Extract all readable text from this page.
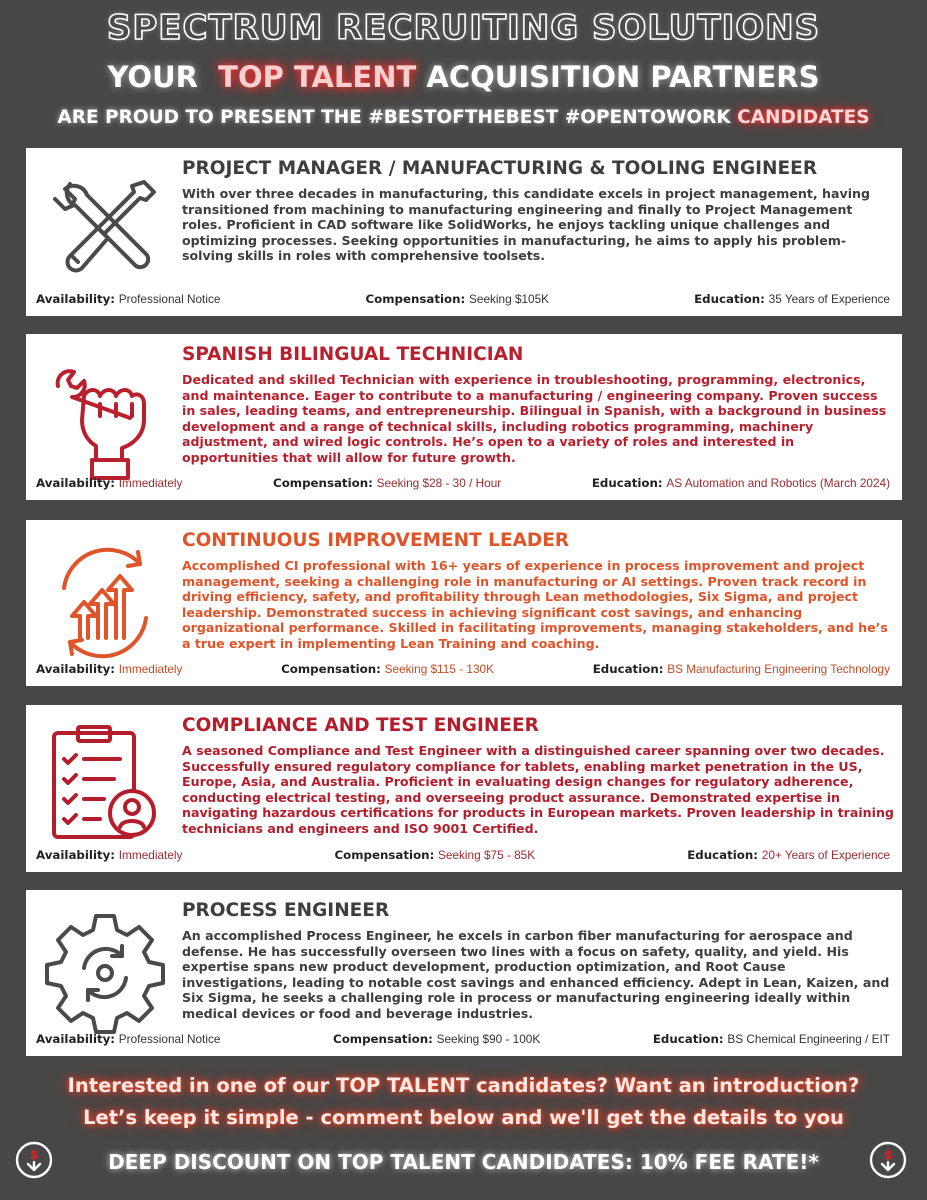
SPECTRUM RECRUITING SOLUTIONS
YOUR TOP TALENT ACQUISITION PARTNERS
ARE PROUD TO PRESENT THE #BESTOFTHEBEST #OPENTOWORK CANDIDATES
PROJECT MANAGER / MANUFACTURING & TOOLING ENGINEER
With over three decades in manufacturing, this candidate excels in project management, having transitioned from machining to manufacturing engineering and finally to Project Management roles. Proficient in CAD software like SolidWorks, he enjoys tackling unique challenges and optimizing processes. Seeking opportunities in manufacturing, he aims to apply his problem-solving skills in roles with comprehensive toolsets.
Availability: Professional Notice	Compensation: Seeking $105K	Education: 35 Years of Experience
SPANISH BILINGUAL TECHNICIAN
Dedicated and skilled Technician with experience in troubleshooting, programming, electronics, and maintenance. Eager to contribute to a manufacturing / engineering company. Proven success in sales, leading teams, and entrepreneurship. Bilingual in Spanish, with a background in business development and a range of technical skills, including robotics programming, machinery adjustment, and wired logic controls. He’s open to a variety of roles and interested in opportunities that will allow for future growth.
Availability: Immediately	Compensation: Seeking $28 - 30 / Hour	Education: AS Automation and Robotics (March 2024)
CONTINUOUS IMPROVEMENT LEADER
Accomplished CI professional with 16+ years of experience in process improvement and project management, seeking a challenging role in manufacturing or AI settings. Proven track record in driving efficiency, safety, and profitability through Lean methodologies, Six Sigma, and project leadership. Demonstrated success in achieving significant cost savings, and enhancing organizational performance. Skilled in facilitating improvements, managing stakeholders, and he’s a true expert in implementing Lean Training and coaching.
Availability: Immediately	Compensation: Seeking $115 - 130K	Education: BS Manufacturing Engineering Technology
COMPLIANCE AND TEST ENGINEER
A seasoned Compliance and Test Engineer with a distinguished career spanning over two decades. Successfully ensured regulatory compliance for tablets, enabling market penetration in the US, Europe, Asia, and Australia. Proficient in evaluating design changes for regulatory adherence, conducting electrical testing, and overseeing product assurance. Demonstrated expertise in navigating hazardous certifications for products in European markets. Proven leadership in training technicians and engineers and ISO 9001 Certified.
Availability: Immediately	Compensation: Seeking $75 - 85K	Education: 20+ Years of Experience
PROCESS ENGINEER
An accomplished Process Engineer, he excels in carbon fiber manufacturing for aerospace and defense. He has successfully overseen two lines with a focus on safety, quality, and yield. His expertise spans new product development, production optimization, and Root Cause investigations, leading to notable cost savings and enhanced efficiency. Adept in Lean, Kaizen, and Six Sigma, he seeks a challenging role in process or manufacturing engineering ideally within medical devices or food and beverage industries.
Availability: Professional Notice	Compensation: Seeking $90 - 100K	Education: BS Chemical Engineering / EIT
Interested in one of our TOP TALENT candidates? Want an introduction?
Let’s keep it simple - comment below and we'll get the details to you
$	DEEP DISCOUNT ON TOP TALENT CANDIDATES: 10% FEE RATE!*	$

*-*-*

#### Task instructions
Scan the material above. Extract every line in which the word "efficiency" occurs.

#### Exercise output
Accomplished CI professional with 16+ years of experience in process improvement and project management, seeking a challenging role in manufacturing or AI settings. Proven track record in driving efficiency, safety, and profitability through Lean methodologies, Six Sigma, and project leadership. Demonstrated success in achieving significant cost savings, and enhancing organizational performance. Skilled in facilitating improvements, managing stakeholders, and he’s a true expert in implementing Lean Training and coaching.
An accomplished Process Engineer, he excels in carbon fiber manufacturing for aerospace and defense. He has successfully overseen two lines with a focus on safety, quality, and yield. His expertise spans new product development, production optimization, and Root Cause investigations, leading to notable cost savings and enhanced efficiency. Adept in Lean, Kaizen, and Six Sigma, he seeks a challenging role in process or manufacturing engineering ideally within medical devices or food and beverage industries.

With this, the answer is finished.